Exercise goal: Exactly repeat all the records below, omitting the images they hold.

Data:
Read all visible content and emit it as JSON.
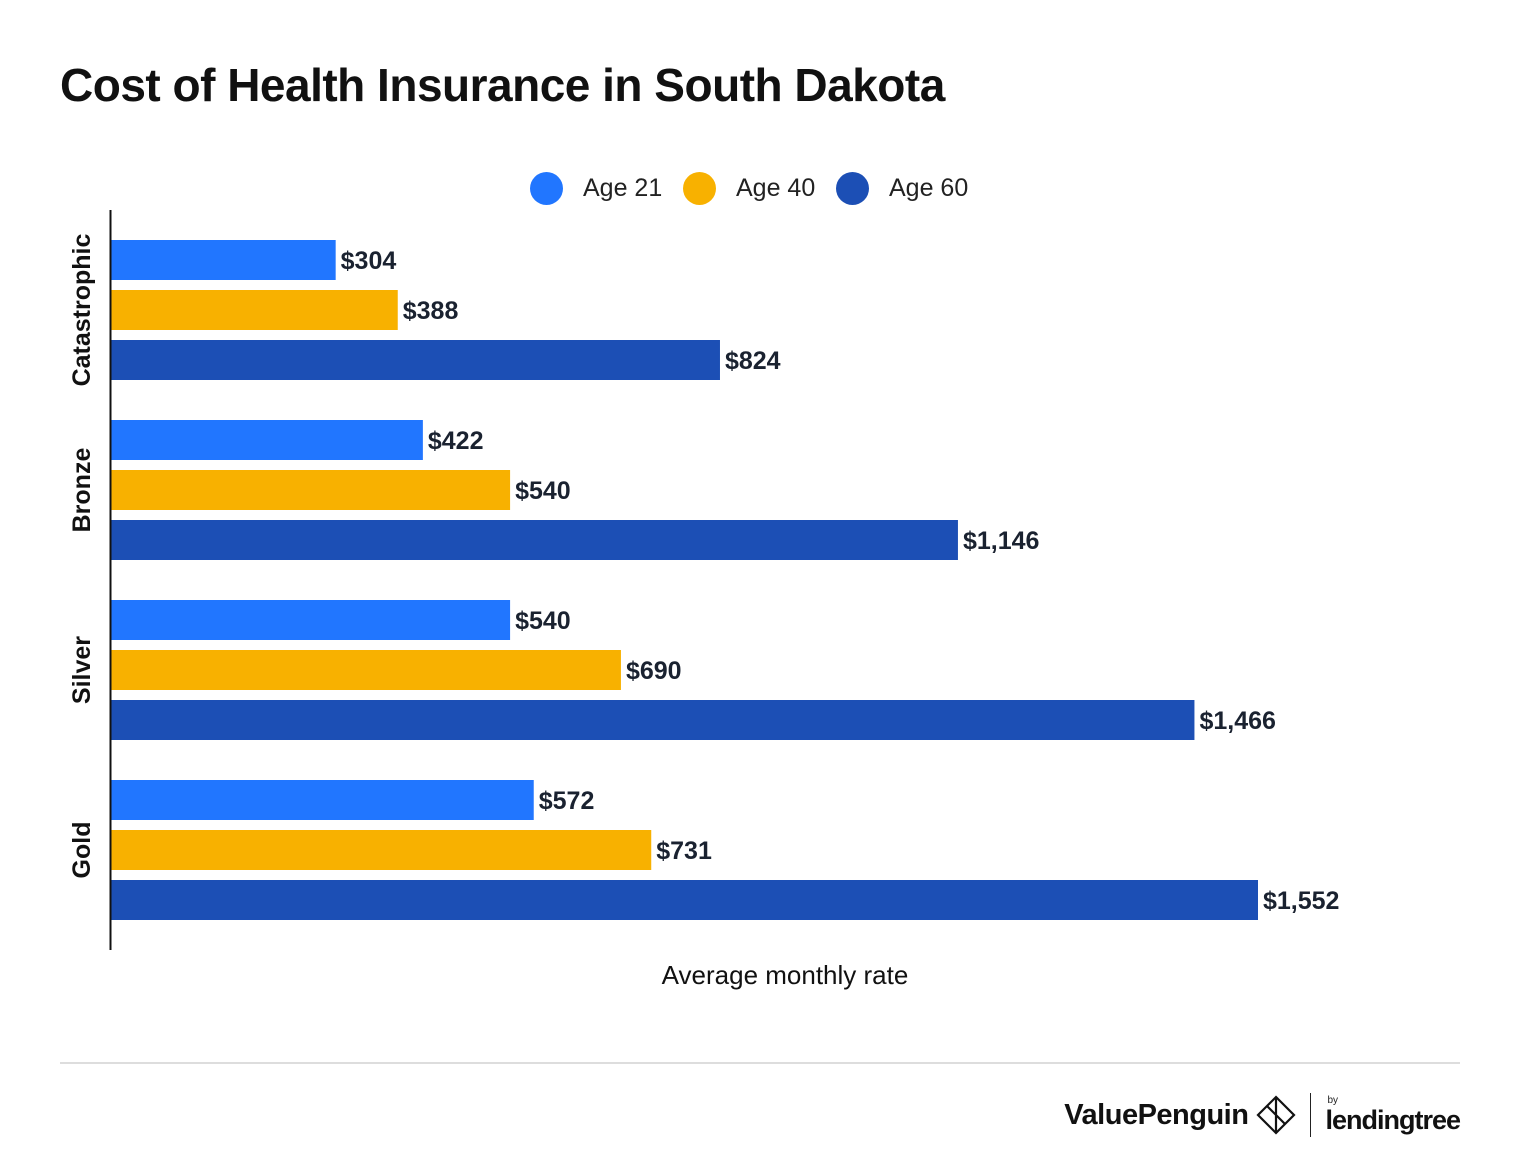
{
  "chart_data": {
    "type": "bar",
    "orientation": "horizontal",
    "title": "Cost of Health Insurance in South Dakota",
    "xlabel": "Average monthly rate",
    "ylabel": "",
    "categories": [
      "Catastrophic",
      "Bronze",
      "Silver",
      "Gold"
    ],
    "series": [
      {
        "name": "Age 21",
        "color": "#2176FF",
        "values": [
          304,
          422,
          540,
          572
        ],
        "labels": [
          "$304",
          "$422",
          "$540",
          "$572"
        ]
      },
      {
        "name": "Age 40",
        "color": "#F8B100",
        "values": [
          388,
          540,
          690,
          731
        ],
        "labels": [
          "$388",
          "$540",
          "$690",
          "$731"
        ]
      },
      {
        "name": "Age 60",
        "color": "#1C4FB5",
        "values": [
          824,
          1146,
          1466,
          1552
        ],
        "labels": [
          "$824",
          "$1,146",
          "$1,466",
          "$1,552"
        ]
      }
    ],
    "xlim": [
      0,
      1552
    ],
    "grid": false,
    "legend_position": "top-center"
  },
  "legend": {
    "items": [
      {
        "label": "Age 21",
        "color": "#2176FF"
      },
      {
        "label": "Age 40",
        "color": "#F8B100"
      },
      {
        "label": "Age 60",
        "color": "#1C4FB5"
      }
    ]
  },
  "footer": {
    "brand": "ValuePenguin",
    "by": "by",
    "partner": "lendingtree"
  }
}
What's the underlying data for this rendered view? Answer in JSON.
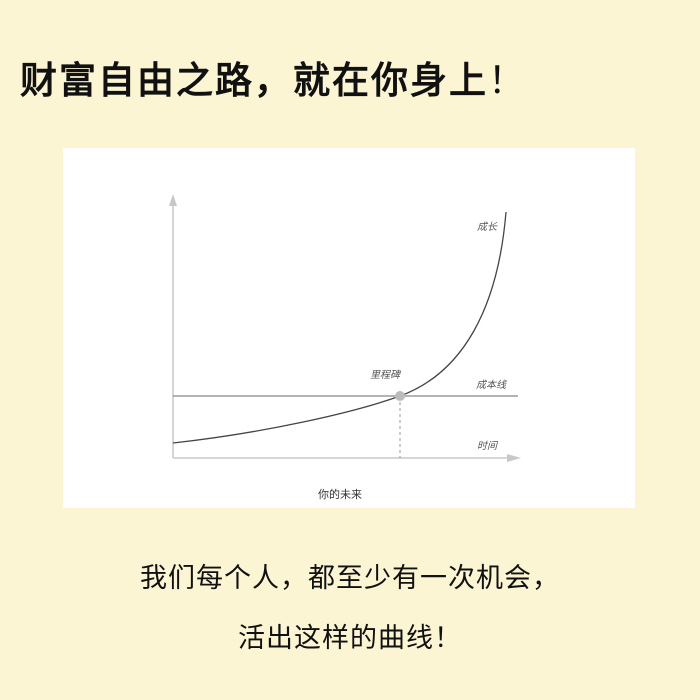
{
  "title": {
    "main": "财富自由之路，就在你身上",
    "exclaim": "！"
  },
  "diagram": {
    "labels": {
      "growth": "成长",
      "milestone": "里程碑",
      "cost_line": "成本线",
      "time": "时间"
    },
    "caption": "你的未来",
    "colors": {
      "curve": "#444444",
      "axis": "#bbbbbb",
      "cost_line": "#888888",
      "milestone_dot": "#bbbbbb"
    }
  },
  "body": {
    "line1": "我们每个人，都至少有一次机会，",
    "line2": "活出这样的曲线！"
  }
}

The output:
Read all visible content and emit it as JSON.
{
  "chart_data": {
    "type": "bar",
    "orientation": "horizontal",
    "title": "Cost of Health Insurance in South Dakota",
    "xlabel": "Average monthly rate",
    "ylabel": "",
    "categories": [
      "Catastrophic",
      "Bronze",
      "Silver",
      "Gold"
    ],
    "series": [
      {
        "name": "Age 21",
        "color": "#2176FF",
        "values": [
          304,
          422,
          540,
          572
        ],
        "labels": [
          "$304",
          "$422",
          "$540",
          "$572"
        ]
      },
      {
        "name": "Age 40",
        "color": "#F8B100",
        "values": [
          388,
          540,
          690,
          731
        ],
        "labels": [
          "$388",
          "$540",
          "$690",
          "$731"
        ]
      },
      {
        "name": "Age 60",
        "color": "#1C4FB5",
        "values": [
          824,
          1146,
          1466,
          1552
        ],
        "labels": [
          "$824",
          "$1,146",
          "$1,466",
          "$1,552"
        ]
      }
    ],
    "xlim": [
      0,
      1552
    ],
    "grid": false,
    "legend_position": "top-center"
  },
  "legend": {
    "items": [
      {
        "label": "Age 21",
        "color": "#2176FF"
      },
      {
        "label": "Age 40",
        "color": "#F8B100"
      },
      {
        "label": "Age 60",
        "color": "#1C4FB5"
      }
    ]
  },
  "footer": {
    "brand": "ValuePenguin",
    "by": "by",
    "partner": "lendingtree"
  }
}
What's the underlying data for this rendered view? Answer in JSON.
{
  "title": {
    "main": "财富自由之路，就在你身上",
    "exclaim": "！"
  },
  "diagram": {
    "labels": {
      "growth": "成长",
      "milestone": "里程碑",
      "cost_line": "成本线",
      "time": "时间"
    },
    "caption": "你的未来",
    "colors": {
      "curve": "#444444",
      "axis": "#bbbbbb",
      "cost_line": "#888888",
      "milestone_dot": "#bbbbbb"
    }
  },
  "body": {
    "line1": "我们每个人，都至少有一次机会，",
    "line2": "活出这样的曲线！"
  }
}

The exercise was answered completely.